Running Stores Isn't Running a District

The job you got promoted for and the job you got promoted into are not the same job. Almost nobody tells you that part.


This was a few years back. Late August — that ugly stretch where the high school kids are starting fall sports and your night crews get cut in half overnight. I was supporting a portfolio at the time, and there was a DM in that group I'll call Dani — best in her region by a long stretch. Sharp. Knew every store routine, every GM’s motivators, every 90-day rolling average in her district cold. The kind of operator every DO and VP wants two of.

It was a Tuesday. Second day of the first two-day stretch she'd taken off in four months. Around three in the afternoon, her phone buzzed on the kitchen counter. One of her GMs — order didn't post right, the truck rolls in at four, what do you want me to do.

She typed back the answer. Set the phone down.

An hour later, it went off again. Different store, different GM — assistant manager had walked out mid-shift and the closer was already an hour late calling in. She handled it.

By six she was standing in her own kitchen watching the phone on the counter like it might detonate. By the time she went to bed, she'd already canceled one of the two days she'd had scheduled for next week.

She told me about it like it was a badge of honor. She wasn't bragging — she was venting. But underneath the frustration was a quiet kind of pride. Look how much they need me. Look how much I'm carrying.

That's the trap.

The district ran because Dani ran it. When she wasn't in the rotation, it didn't operate the same way. She'd accepted that as a sign she was a strong DM. It was actually a sign that she was the job. Pull her out, the portfolio shifted. Put her back, it stabilized.

Recorded information:

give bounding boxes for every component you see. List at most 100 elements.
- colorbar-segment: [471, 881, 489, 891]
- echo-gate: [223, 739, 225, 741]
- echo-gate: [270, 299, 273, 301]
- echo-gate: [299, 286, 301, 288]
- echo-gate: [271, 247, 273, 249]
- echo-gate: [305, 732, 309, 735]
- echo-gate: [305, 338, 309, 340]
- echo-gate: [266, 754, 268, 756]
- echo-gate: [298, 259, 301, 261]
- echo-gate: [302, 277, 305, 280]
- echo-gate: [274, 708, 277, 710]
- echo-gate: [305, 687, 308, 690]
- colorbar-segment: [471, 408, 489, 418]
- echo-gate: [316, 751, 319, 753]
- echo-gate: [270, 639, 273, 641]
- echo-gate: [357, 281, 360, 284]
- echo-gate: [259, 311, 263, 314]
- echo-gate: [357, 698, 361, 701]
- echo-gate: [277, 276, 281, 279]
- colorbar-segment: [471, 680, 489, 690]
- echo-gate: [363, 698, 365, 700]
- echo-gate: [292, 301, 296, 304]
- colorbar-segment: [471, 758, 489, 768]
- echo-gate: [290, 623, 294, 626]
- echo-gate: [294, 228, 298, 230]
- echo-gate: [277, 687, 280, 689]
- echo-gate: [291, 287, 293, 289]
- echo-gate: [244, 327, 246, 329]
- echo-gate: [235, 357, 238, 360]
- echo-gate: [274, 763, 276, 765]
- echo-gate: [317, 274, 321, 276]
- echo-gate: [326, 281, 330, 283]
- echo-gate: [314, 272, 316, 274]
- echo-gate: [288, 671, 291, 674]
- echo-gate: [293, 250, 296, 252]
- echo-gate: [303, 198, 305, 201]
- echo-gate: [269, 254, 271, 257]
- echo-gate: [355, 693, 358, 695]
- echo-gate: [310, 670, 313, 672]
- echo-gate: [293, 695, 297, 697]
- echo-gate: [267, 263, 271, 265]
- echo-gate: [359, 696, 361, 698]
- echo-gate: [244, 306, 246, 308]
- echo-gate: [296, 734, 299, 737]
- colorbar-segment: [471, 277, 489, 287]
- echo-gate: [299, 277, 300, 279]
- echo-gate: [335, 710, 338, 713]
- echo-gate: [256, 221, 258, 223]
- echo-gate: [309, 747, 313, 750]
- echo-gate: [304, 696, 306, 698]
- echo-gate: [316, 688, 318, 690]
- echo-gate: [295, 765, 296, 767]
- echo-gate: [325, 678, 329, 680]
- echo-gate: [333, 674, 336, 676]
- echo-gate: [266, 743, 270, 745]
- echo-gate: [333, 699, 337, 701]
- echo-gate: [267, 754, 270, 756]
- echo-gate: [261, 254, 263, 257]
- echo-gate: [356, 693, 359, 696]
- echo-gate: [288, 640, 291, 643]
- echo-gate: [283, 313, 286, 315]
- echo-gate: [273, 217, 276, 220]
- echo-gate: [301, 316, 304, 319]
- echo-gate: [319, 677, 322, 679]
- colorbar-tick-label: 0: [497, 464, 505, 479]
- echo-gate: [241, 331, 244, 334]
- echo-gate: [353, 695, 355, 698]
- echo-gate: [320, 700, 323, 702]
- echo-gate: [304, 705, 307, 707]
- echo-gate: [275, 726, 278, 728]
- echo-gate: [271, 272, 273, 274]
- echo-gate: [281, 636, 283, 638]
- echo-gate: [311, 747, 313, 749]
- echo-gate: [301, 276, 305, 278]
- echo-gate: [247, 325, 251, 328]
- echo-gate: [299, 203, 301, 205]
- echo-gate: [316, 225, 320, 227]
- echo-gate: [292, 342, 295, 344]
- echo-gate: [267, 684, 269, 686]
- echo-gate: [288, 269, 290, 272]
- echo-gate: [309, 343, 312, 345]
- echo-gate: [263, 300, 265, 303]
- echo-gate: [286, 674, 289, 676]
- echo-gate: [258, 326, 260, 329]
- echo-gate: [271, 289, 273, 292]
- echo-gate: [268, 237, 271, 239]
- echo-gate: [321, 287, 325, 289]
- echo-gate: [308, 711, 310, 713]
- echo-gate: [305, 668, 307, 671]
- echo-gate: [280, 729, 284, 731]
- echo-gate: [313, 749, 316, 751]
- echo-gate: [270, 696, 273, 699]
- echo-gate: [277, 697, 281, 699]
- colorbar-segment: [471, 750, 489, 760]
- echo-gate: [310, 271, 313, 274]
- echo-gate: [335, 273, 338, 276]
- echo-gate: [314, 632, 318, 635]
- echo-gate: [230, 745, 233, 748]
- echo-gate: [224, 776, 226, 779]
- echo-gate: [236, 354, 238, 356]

Exercise instructions:
1. In the essay on running a district, at about what time of day did Dani's phone first buzz on her day off?
2. Pick up the essay on running a district after its final paragraph and write what comes next.

Answers to the tasks:
1. Around three in the afternoon.

2.
That's not good multi-unit leadership. That's load-bearing risk.

Two different jobs, same uniform

Here's what nobody told Dani — and probably nobody told you — when you got promoted.

The job you were promoted for and the job you were promoted into are different jobs. Single-unit operations and multi-unit operations share the word operations. They don't share a job description.

Running a store is doing — or at least, building a team that does. You showed up, you ran a clean building, you developed your shift leaders, you made your numbers. That's what got you the territory. You were excellent at it. They wanted more of it. So they handed you seven stores and called you a DM.

Running a district is something else entirely. It's not running each store yourself — it's developing GMs who run their stores as clean as you used to run yours. It's not solving the problem at three p.m. on Tuesday — it's making sure your GMs have the critical thinking ability to solve it themselves, week after week, without dialing you. It's not visiting every building, everyday. It's making a lasting impact in such a way the building performs the same whether you're in it or not.

Most DMs were never taught the second part. So they do what any capable person does when the instructions are missing — they improvise. They drive more miles. They take more calls. They run from store to store. They put themselves in every fire. Sitting on your couch, on a Saturday afternoon, fixing a managers broken schedule.

And it works. Until it doesn't.

Where it breaks

It breaks the first time you try to take a real PTO week and your phone won't stop. It breaks the first time you try to promote a strong GM into a multi-unit role and watch their store wobble because that one person was holding up the whole building. It breaks the first time you try to spend a week doing the actual work the role was built for — real GM 1:1s, real bench development, real period planning — and you can't, because the operational fires keep arriving and you're the one being called to put them out.

It breaks because what you've built isn't a portfolio that performs. It's a portfolio that performs when you're in the rotation. Those are two different things.

The first one travels. You can take it on PTO. You can promote out of it. The second one has a ceiling — and the ceiling is the number of hours you can be on the phone, in your truck, in the office and in a store without breaking.

You can hold a district together with your own hands for a year. Maybe two. But every hour you spend solving a GM-level problem is an hour you're not spending developing the GM who should've solved it.

The harder you work, the tighter the trap gets.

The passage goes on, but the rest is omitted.